= Brief =
Count how many lines include "的长度相差约为" and answer with that number only.

= Supplied information =
::::::::::

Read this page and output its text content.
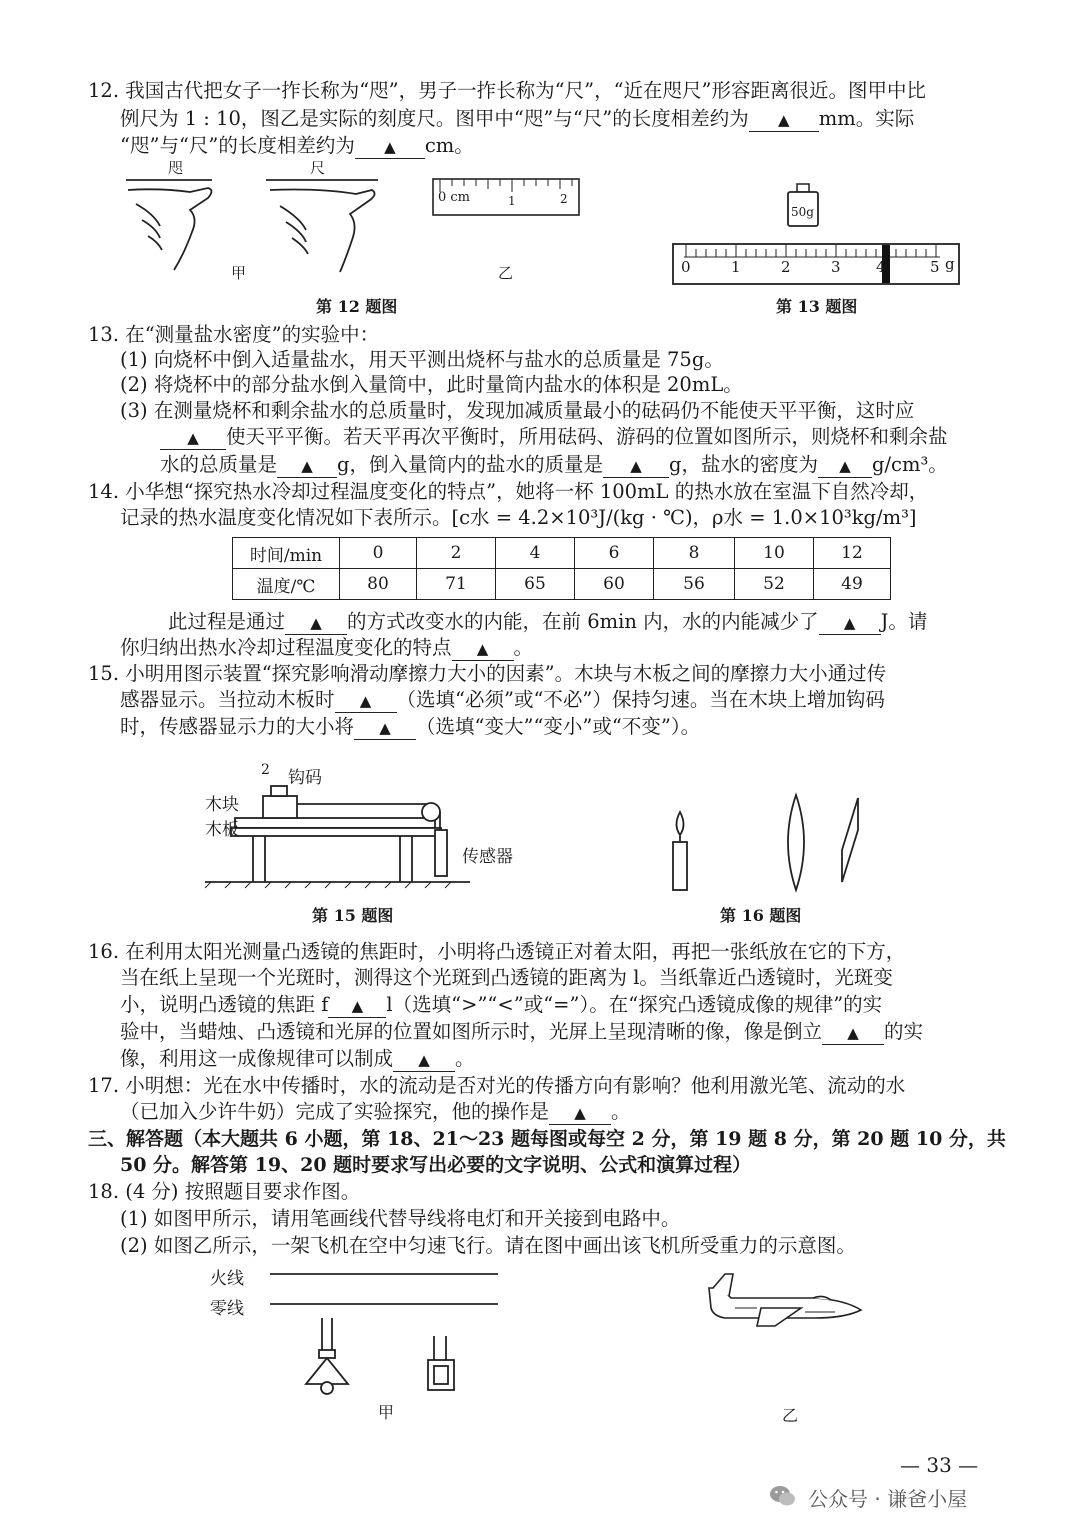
12. 我国古代把女子一拃长称为“咫”，男子一拃长称为“尺”，“近在咫尺”形容距离很近。图甲中比
例尺为 1 : 10，图乙是实际的刻度尺。图甲中“咫”与“尺”的长度相差约为 ▲ mm。实际
“咫”与“尺”的长度相差约为 ▲ cm。
咫	尺
甲
0 cm	1	2
乙
第 12 题图
50g
0	1	2	3 4	5 g
第 13 题图
13. 在“测量盐水密度”的实验中：
(1) 向烧杯中倒入适量盐水，用天平测出烧杯与盐水的总质量是 75g。
(2) 将烧杯中的部分盐水倒入量筒中，此时量筒内盐水的体积是 20mL。
(3) 在测量烧杯和剩余盐水的总质量时，发现加减质量最小的砝码仍不能使天平平衡，这时应
▲ 使天平平衡。若天平再次平衡时，所用砝码、游码的位置如图所示，则烧杯和剩余盐
水的总质量是 ▲ g，倒入量筒内的盐水的质量是 ▲ g，盐水的密度为 ▲ g/cm³。
14. 小华想“探究热水冷却过程温度变化的特点”，她将一杯 100mL 的热水放在室温下自然冷却，
记录的热水温度变化情况如下表所示。[c水 = 4.2×10³J/(kg · ℃)，ρ水 = 1.0×10³kg/m³]
时间/min	0	2	4	6	8	10	12
温度/℃	80	71	65	60	56	52	49
此过程是通过 ▲ 的方式改变水的内能，在前 6min 内，水的内能减少了 ▲ J。请
你归纳出热水冷却过程温度变化的特点 ▲ 。
15. 小明用图示装置“探究影响滑动摩擦力大小的因素”。木块与木板之间的摩擦力大小通过传
感器显示。当拉动木板时 ▲ （选填“必须”或“不必”）保持匀速。当在木块上增加钩码
时，传感器显示力的大小将 ▲ （选填“变大”“变小”或“不变”）。
2 钩码
木块
木板
传感器
第 15 题图	第 16 题图
16. 在利用太阳光测量凸透镜的焦距时，小明将凸透镜正对着太阳，再把一张纸放在它的下方，
当在纸上呈现一个光斑时，测得这个光斑到凸透镜的距离为 l。当纸靠近凸透镜时，光斑变
小，说明凸透镜的焦距 f ▲ l（选填“>”“<”或“=”）。在“探究凸透镜成像的规律”的实
验中，当蜡烛、凸透镜和光屏的位置如图所示时，光屏上呈现清晰的像，像是倒立 ▲ 的实
像，利用这一成像规律可以制成 ▲ 。
17. 小明想：光在水中传播时，水的流动是否对光的传播方向有影响？他利用激光笔、流动的水
（已加入少许牛奶）完成了实验探究，他的操作是 ▲ 。
三、解答题（本大题共 6 小题，第 18、21～23 题每图或每空 2 分，第 19 题 8 分，第 20 题 10 分，共
50 分。解答第 19、20 题时要求写出必要的文字说明、公式和演算过程）
18. (4 分) 按照题目要求作图。
(1) 如图甲所示，请用笔画线代替导线将电灯和开关接到电路中。
(2) 如图乙所示，一架飞机在空中匀速飞行。请在图中画出该飞机所受重力的示意图。
火线
零线
甲	乙
— 33 —
公众号 · 谦爸小屋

::::::::::

= Answer to this problem =
2